**Given problem**:
Reproduce the entries word for word, and omit any picture you find in them.

(Excerpt from a dataset)
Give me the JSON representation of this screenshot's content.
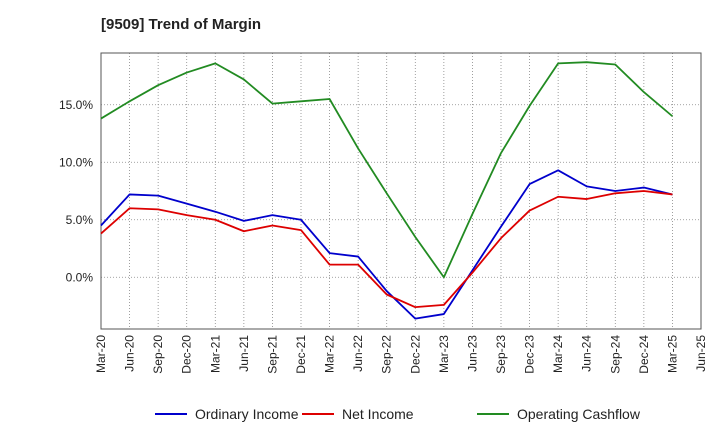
{
  "chart_data": {
    "type": "line",
    "title": "[9509]  Trend of Margin",
    "x": [
      "Mar-20",
      "Jun-20",
      "Sep-20",
      "Dec-20",
      "Mar-21",
      "Jun-21",
      "Sep-21",
      "Dec-21",
      "Mar-22",
      "Jun-22",
      "Sep-22",
      "Dec-22",
      "Mar-23",
      "Jun-23",
      "Sep-23",
      "Dec-23",
      "Mar-24",
      "Jun-24",
      "Sep-24",
      "Dec-24",
      "Mar-25",
      "Jun-25"
    ],
    "y_ticks": [
      {
        "value": 0,
        "label": "0.0%"
      },
      {
        "value": 5,
        "label": "5.0%"
      },
      {
        "value": 10,
        "label": "10.0%"
      },
      {
        "value": 15,
        "label": "15.0%"
      }
    ],
    "ylim": [
      -4.5,
      19.5
    ],
    "grid": true,
    "legend_position": "bottom",
    "series": [
      {
        "name": "Ordinary Income",
        "color": "#0000cc",
        "values": [
          4.5,
          7.2,
          7.1,
          6.4,
          5.7,
          4.9,
          5.4,
          5.0,
          2.1,
          1.8,
          -1.2,
          -3.6,
          -3.2,
          0.6,
          4.4,
          8.1,
          9.3,
          7.9,
          7.5,
          7.8,
          7.2,
          null
        ]
      },
      {
        "name": "Net Income",
        "color": "#dd0000",
        "values": [
          3.8,
          6.0,
          5.9,
          5.4,
          5.0,
          4.0,
          4.5,
          4.1,
          1.1,
          1.1,
          -1.5,
          -2.6,
          -2.4,
          0.4,
          3.4,
          5.8,
          7.0,
          6.8,
          7.3,
          7.5,
          7.2,
          null
        ]
      },
      {
        "name": "Operating Cashflow",
        "color": "#228b22",
        "values": [
          13.8,
          15.3,
          16.7,
          17.8,
          18.6,
          17.2,
          15.1,
          15.3,
          15.5,
          11.2,
          7.3,
          3.5,
          0.0,
          5.5,
          10.8,
          14.9,
          18.6,
          18.7,
          18.5,
          16.1,
          14.0,
          null
        ]
      }
    ]
  }
}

**Exercise response**:
Give me the JSON representation of this screenshot's content.
{
  "chart_data": {
    "type": "line",
    "title": "[9509]  Trend of Margin",
    "x": [
      "Mar-20",
      "Jun-20",
      "Sep-20",
      "Dec-20",
      "Mar-21",
      "Jun-21",
      "Sep-21",
      "Dec-21",
      "Mar-22",
      "Jun-22",
      "Sep-22",
      "Dec-22",
      "Mar-23",
      "Jun-23",
      "Sep-23",
      "Dec-23",
      "Mar-24",
      "Jun-24",
      "Sep-24",
      "Dec-24",
      "Mar-25",
      "Jun-25"
    ],
    "y_ticks": [
      {
        "value": 0,
        "label": "0.0%"
      },
      {
        "value": 5,
        "label": "5.0%"
      },
      {
        "value": 10,
        "label": "10.0%"
      },
      {
        "value": 15,
        "label": "15.0%"
      }
    ],
    "ylim": [
      -4.5,
      19.5
    ],
    "grid": true,
    "legend_position": "bottom",
    "series": [
      {
        "name": "Ordinary Income",
        "color": "#0000cc",
        "values": [
          4.5,
          7.2,
          7.1,
          6.4,
          5.7,
          4.9,
          5.4,
          5.0,
          2.1,
          1.8,
          -1.2,
          -3.6,
          -3.2,
          0.6,
          4.4,
          8.1,
          9.3,
          7.9,
          7.5,
          7.8,
          7.2,
          null
        ]
      },
      {
        "name": "Net Income",
        "color": "#dd0000",
        "values": [
          3.8,
          6.0,
          5.9,
          5.4,
          5.0,
          4.0,
          4.5,
          4.1,
          1.1,
          1.1,
          -1.5,
          -2.6,
          -2.4,
          0.4,
          3.4,
          5.8,
          7.0,
          6.8,
          7.3,
          7.5,
          7.2,
          null
        ]
      },
      {
        "name": "Operating Cashflow",
        "color": "#228b22",
        "values": [
          13.8,
          15.3,
          16.7,
          17.8,
          18.6,
          17.2,
          15.1,
          15.3,
          15.5,
          11.2,
          7.3,
          3.5,
          0.0,
          5.5,
          10.8,
          14.9,
          18.6,
          18.7,
          18.5,
          16.1,
          14.0,
          null
        ]
      }
    ]
  }
}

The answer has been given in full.